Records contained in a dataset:
--- START ---
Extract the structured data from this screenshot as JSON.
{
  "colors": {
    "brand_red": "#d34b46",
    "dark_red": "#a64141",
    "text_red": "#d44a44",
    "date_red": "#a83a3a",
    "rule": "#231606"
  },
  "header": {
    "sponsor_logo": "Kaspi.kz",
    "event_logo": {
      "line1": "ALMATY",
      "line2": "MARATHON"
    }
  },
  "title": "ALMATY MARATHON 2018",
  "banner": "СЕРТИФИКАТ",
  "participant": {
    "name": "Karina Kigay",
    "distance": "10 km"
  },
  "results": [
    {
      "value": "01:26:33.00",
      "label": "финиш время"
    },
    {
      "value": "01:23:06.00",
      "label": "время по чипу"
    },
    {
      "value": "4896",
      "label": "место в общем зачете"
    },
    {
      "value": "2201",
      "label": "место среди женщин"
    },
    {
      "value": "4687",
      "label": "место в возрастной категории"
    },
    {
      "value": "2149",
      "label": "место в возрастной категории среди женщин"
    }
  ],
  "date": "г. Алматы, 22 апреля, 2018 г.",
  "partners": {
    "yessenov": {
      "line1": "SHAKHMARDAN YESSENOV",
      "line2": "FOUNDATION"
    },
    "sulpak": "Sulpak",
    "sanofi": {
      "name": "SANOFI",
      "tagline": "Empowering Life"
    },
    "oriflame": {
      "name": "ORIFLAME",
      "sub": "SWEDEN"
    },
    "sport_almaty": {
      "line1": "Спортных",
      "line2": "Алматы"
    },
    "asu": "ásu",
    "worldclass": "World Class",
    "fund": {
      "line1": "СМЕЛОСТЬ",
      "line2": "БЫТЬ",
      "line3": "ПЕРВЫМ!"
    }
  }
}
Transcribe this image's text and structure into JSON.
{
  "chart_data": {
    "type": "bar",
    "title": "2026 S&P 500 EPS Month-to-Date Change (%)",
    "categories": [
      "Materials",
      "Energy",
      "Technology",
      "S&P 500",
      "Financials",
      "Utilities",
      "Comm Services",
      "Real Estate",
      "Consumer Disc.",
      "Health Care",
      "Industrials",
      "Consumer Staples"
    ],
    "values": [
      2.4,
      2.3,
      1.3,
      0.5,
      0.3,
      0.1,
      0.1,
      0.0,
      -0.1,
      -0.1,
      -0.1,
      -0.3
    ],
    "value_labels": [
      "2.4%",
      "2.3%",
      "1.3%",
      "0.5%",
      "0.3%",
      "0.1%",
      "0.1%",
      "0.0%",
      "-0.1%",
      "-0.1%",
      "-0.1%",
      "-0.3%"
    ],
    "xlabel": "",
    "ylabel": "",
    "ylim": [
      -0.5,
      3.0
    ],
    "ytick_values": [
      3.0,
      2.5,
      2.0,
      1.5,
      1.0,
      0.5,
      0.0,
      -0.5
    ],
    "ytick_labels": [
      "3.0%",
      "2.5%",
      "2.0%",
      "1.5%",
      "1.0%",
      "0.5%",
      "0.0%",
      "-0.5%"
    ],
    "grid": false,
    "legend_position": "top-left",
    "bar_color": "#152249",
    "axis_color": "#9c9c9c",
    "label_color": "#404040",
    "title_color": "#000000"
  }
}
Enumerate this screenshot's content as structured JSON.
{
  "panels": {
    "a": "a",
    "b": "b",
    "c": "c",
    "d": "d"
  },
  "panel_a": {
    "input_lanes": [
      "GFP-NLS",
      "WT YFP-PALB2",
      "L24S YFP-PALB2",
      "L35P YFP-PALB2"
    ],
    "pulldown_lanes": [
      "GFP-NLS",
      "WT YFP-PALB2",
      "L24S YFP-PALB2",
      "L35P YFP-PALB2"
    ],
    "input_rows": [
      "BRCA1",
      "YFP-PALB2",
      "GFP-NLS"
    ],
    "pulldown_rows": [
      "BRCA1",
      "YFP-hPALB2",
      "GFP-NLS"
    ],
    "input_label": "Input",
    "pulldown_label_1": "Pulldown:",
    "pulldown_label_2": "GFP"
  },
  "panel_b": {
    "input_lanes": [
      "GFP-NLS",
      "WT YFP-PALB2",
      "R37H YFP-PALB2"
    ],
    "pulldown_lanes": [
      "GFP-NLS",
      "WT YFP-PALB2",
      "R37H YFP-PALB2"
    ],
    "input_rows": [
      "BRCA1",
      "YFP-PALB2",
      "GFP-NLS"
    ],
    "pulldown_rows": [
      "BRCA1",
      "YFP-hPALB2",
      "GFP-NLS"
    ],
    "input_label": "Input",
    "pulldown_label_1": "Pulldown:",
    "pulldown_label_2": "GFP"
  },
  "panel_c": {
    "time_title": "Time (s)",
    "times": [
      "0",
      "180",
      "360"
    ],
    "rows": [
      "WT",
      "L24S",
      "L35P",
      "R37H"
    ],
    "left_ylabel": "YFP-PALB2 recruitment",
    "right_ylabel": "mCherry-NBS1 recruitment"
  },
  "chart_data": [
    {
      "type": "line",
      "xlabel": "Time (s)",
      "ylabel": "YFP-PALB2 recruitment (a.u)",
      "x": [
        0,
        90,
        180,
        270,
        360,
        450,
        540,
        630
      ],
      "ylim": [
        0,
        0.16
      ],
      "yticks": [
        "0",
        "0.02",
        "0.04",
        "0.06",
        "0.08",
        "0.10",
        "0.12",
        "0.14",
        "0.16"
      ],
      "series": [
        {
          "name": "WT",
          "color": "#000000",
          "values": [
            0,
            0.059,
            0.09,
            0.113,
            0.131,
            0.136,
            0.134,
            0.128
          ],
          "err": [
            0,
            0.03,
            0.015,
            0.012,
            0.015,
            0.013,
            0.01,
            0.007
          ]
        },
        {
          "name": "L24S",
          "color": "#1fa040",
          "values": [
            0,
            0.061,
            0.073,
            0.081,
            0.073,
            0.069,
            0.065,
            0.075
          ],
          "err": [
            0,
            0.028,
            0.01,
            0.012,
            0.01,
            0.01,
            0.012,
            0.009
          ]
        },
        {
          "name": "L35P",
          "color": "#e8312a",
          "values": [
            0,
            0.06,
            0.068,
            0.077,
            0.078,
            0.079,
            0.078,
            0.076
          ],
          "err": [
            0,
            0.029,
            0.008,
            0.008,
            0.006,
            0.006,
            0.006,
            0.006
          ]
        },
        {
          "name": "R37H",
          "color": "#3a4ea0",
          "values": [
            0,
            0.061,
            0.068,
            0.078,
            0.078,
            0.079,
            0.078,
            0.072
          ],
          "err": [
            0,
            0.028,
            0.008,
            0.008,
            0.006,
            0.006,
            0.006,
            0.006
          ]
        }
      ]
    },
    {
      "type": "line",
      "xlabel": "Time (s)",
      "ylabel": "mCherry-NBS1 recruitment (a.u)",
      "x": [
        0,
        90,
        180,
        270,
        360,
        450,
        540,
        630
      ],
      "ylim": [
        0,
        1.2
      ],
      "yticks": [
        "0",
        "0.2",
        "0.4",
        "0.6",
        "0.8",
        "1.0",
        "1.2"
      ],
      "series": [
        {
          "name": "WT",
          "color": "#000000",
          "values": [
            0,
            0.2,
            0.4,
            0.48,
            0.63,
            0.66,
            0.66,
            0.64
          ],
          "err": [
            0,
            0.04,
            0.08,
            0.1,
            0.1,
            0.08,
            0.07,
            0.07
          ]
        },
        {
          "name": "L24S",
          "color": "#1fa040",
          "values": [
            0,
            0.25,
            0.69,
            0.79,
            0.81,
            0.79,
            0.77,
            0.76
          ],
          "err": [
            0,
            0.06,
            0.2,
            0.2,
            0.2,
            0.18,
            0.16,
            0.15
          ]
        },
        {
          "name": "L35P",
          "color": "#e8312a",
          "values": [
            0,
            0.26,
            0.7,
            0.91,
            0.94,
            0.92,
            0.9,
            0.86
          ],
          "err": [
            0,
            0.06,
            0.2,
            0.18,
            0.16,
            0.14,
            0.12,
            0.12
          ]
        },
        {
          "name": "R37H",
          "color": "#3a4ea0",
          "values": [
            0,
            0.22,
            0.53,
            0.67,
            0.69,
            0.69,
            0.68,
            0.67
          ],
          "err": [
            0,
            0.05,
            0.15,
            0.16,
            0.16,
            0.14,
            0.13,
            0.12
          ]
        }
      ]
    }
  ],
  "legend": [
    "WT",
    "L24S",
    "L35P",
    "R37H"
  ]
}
--- END ---
**What the task asks**
Using the records above, select and copy every line that has the word "среди".

**Reply to the exercise**
      "label": "место среди женщин"
      "label": "место в возрастной категории среди женщин"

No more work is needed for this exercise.